# Exercise objective
Below are records; transcribe only the line with "Output the text content of this document." and those after it, through the last line, without any change.

Entries from a dataset:
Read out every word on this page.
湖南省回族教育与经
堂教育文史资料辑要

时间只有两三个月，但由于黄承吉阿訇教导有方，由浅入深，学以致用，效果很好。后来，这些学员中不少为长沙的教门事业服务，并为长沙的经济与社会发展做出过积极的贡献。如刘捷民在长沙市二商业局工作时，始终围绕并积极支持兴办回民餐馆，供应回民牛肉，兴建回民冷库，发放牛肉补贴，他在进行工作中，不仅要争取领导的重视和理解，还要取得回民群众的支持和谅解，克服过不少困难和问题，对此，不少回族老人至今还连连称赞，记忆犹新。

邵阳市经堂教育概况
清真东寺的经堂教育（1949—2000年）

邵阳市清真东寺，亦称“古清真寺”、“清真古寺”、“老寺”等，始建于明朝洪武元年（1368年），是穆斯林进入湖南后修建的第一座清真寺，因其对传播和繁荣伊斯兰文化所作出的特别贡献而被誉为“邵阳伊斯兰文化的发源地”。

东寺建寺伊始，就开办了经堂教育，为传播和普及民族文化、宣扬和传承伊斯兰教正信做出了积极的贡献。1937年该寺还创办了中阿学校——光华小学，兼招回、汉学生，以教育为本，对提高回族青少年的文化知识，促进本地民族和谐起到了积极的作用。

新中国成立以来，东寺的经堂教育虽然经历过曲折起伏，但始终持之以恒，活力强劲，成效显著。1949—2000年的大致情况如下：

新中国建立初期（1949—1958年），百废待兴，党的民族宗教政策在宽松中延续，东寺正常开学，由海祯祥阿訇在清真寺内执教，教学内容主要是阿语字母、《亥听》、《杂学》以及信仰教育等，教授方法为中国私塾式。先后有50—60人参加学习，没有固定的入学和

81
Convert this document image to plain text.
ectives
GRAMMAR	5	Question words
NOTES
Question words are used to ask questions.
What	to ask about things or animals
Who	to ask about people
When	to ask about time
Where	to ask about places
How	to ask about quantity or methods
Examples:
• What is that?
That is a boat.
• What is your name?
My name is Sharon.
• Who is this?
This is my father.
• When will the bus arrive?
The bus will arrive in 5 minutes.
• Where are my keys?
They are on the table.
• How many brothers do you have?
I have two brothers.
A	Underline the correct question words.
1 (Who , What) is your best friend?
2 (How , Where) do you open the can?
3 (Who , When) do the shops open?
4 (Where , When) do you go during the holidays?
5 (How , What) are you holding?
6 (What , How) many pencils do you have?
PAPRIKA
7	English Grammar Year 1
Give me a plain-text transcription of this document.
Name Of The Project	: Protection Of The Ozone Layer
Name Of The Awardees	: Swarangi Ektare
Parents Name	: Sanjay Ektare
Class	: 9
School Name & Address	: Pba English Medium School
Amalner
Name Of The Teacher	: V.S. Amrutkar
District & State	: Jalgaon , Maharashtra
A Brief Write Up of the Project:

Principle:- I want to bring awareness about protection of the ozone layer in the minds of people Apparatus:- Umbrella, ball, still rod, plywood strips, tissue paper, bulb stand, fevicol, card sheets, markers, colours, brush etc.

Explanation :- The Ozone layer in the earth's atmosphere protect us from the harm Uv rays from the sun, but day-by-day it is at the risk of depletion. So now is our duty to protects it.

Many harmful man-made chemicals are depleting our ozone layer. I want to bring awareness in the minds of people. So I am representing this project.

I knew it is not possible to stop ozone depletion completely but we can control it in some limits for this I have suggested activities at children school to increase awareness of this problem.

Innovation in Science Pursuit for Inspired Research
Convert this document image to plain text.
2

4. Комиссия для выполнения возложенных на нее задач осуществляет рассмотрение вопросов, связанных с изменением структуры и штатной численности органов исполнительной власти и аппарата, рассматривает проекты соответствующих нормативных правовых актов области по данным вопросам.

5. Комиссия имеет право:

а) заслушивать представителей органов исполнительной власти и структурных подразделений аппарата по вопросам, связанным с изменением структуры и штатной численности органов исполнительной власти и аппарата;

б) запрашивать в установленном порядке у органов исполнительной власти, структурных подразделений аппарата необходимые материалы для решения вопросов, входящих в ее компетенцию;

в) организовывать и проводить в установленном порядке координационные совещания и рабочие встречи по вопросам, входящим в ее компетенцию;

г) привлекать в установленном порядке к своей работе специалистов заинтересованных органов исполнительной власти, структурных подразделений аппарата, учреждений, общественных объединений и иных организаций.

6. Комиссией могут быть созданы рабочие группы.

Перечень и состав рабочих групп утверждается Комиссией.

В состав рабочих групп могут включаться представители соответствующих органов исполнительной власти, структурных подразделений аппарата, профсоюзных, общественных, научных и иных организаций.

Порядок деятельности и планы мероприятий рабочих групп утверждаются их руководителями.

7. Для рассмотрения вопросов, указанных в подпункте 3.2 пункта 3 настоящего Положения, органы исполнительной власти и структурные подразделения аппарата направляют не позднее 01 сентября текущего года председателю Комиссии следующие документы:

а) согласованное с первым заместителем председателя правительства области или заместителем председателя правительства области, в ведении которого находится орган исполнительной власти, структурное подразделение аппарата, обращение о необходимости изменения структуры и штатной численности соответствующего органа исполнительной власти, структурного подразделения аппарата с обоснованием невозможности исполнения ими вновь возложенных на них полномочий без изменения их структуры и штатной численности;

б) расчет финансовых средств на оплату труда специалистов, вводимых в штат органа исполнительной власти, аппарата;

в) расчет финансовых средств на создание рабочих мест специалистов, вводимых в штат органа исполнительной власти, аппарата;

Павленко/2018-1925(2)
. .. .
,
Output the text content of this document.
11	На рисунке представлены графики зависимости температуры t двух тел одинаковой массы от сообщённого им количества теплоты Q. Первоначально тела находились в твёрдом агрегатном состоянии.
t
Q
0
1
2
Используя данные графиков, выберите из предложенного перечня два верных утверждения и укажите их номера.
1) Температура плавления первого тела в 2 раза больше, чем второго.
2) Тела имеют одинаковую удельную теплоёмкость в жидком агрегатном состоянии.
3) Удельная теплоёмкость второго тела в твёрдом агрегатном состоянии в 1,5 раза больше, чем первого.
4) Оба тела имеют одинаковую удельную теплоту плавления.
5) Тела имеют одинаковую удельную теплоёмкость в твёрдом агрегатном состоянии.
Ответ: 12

# Reply
Output the text content of this document.
11	На рисунке представлены графики зависимости температуры t двух тел одинаковой массы от сообщённого им количества теплоты Q. Первоначально тела находились в твёрдом агрегатном состоянии.
t
Q
0
1
2
Используя данные графиков, выберите из предложенного перечня два верных утверждения и укажите их номера.
1) Температура плавления первого тела в 2 раза больше, чем второго.
2) Тела имеют одинаковую удельную теплоёмкость в жидком агрегатном состоянии.
3) Удельная теплоёмкость второго тела в твёрдом агрегатном состоянии в 1,5 раза больше, чем первого.
4) Оба тела имеют одинаковую удельную теплоту плавления.
5) Тела имеют одинаковую удельную теплоёмкость в твёрдом агрегатном состоянии.
Ответ: 12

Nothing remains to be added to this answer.